Stated problem: Write out the entries again exactly as they are given.
----
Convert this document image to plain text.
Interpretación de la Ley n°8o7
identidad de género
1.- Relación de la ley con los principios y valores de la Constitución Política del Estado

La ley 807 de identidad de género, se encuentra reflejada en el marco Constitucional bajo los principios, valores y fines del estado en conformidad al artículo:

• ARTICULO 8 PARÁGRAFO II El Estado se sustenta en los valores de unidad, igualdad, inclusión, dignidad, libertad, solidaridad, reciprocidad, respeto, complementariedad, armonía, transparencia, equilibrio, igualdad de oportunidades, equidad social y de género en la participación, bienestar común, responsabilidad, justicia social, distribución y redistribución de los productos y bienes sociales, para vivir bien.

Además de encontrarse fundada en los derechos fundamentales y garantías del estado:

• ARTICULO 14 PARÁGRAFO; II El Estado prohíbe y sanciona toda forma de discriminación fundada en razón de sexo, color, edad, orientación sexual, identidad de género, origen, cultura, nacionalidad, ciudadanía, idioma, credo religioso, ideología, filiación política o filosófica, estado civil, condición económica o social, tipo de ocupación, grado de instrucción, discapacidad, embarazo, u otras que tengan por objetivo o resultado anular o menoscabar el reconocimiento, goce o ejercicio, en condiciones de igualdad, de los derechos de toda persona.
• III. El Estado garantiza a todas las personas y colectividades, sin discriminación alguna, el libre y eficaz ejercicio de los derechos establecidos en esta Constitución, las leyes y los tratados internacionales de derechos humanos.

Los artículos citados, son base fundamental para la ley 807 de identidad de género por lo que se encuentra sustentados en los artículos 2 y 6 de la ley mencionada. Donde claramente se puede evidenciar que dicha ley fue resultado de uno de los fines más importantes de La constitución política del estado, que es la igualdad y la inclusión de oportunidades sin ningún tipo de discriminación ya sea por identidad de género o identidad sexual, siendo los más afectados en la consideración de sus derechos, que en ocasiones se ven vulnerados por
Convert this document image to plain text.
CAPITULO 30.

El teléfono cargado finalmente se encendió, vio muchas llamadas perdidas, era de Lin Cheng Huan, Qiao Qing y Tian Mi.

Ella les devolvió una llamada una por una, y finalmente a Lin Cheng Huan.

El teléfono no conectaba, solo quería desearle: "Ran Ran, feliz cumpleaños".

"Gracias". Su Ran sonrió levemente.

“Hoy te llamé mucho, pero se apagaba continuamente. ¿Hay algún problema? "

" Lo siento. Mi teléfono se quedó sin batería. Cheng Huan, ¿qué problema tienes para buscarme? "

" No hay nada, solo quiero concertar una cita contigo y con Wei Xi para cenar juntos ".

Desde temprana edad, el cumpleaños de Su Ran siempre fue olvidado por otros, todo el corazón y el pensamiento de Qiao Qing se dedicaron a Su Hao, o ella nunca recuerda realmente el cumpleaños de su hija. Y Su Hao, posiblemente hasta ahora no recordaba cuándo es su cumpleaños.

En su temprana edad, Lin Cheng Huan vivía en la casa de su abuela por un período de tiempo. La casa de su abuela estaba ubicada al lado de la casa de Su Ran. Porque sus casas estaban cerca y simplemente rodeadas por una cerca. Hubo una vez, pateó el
----
Result of the exercise:
Convert this document image to plain text.
Interpretación de la Ley n°8o7
identidad de género
1.- Relación de la ley con los principios y valores de la Constitución Política del Estado

La ley 807 de identidad de género, se encuentra reflejada en el marco Constitucional bajo los principios, valores y fines del estado en conformidad al artículo:

• ARTICULO 8 PARÁGRAFO II El Estado se sustenta en los valores de unidad, igualdad, inclusión, dignidad, libertad, solidaridad, reciprocidad, respeto, complementariedad, armonía, transparencia, equilibrio, igualdad de oportunidades, equidad social y de género en la participación, bienestar común, responsabilidad, justicia social, distribución y redistribución de los productos y bienes sociales, para vivir bien.

Además de encontrarse fundada en los derechos fundamentales y garantías del estado:

• ARTICULO 14 PARÁGRAFO; II El Estado prohíbe y sanciona toda forma de discriminación fundada en razón de sexo, color, edad, orientación sexual, identidad de género, origen, cultura, nacionalidad, ciudadanía, idioma, credo religioso, ideología, filiación política o filosófica, estado civil, condición económica o social, tipo de ocupación, grado de instrucción, discapacidad, embarazo, u otras que tengan por objetivo o resultado anular o menoscabar el reconocimiento, goce o ejercicio, en condiciones de igualdad, de los derechos de toda persona.
• III. El Estado garantiza a todas las personas y colectividades, sin discriminación alguna, el libre y eficaz ejercicio de los derechos establecidos en esta Constitución, las leyes y los tratados internacionales de derechos humanos.

Los artículos citados, son base fundamental para la ley 807 de identidad de género por lo que se encuentra sustentados en los artículos 2 y 6 de la ley mencionada. Donde claramente se puede evidenciar que dicha ley fue resultado de uno de los fines más importantes de La constitución política del estado, que es la igualdad y la inclusión de oportunidades sin ningún tipo de discriminación ya sea por identidad de género o identidad sexual, siendo los más afectados en la consideración de sus derechos, que en ocasiones se ven vulnerados por
Convert this document image to plain text.
CAPITULO 30.

El teléfono cargado finalmente se encendió, vio muchas llamadas perdidas, era de Lin Cheng Huan, Qiao Qing y Tian Mi.

Ella les devolvió una llamada una por una, y finalmente a Lin Cheng Huan.

El teléfono no conectaba, solo quería desearle: "Ran Ran, feliz cumpleaños".

"Gracias". Su Ran sonrió levemente.

“Hoy te llamé mucho, pero se apagaba continuamente. ¿Hay algún problema? "

" Lo siento. Mi teléfono se quedó sin batería. Cheng Huan, ¿qué problema tienes para buscarme? "

" No hay nada, solo quiero concertar una cita contigo y con Wei Xi para cenar juntos ".

Desde temprana edad, el cumpleaños de Su Ran siempre fue olvidado por otros, todo el corazón y el pensamiento de Qiao Qing se dedicaron a Su Hao, o ella nunca recuerda realmente el cumpleaños de su hija. Y Su Hao, posiblemente hasta ahora no recordaba cuándo es su cumpleaños.

En su temprana edad, Lin Cheng Huan vivía en la casa de su abuela por un período de tiempo. La casa de su abuela estaba ubicada al lado de la casa de Su Ran. Porque sus casas estaban cerca y simplemente rodeadas por una cerca. Hubo una vez, pateó el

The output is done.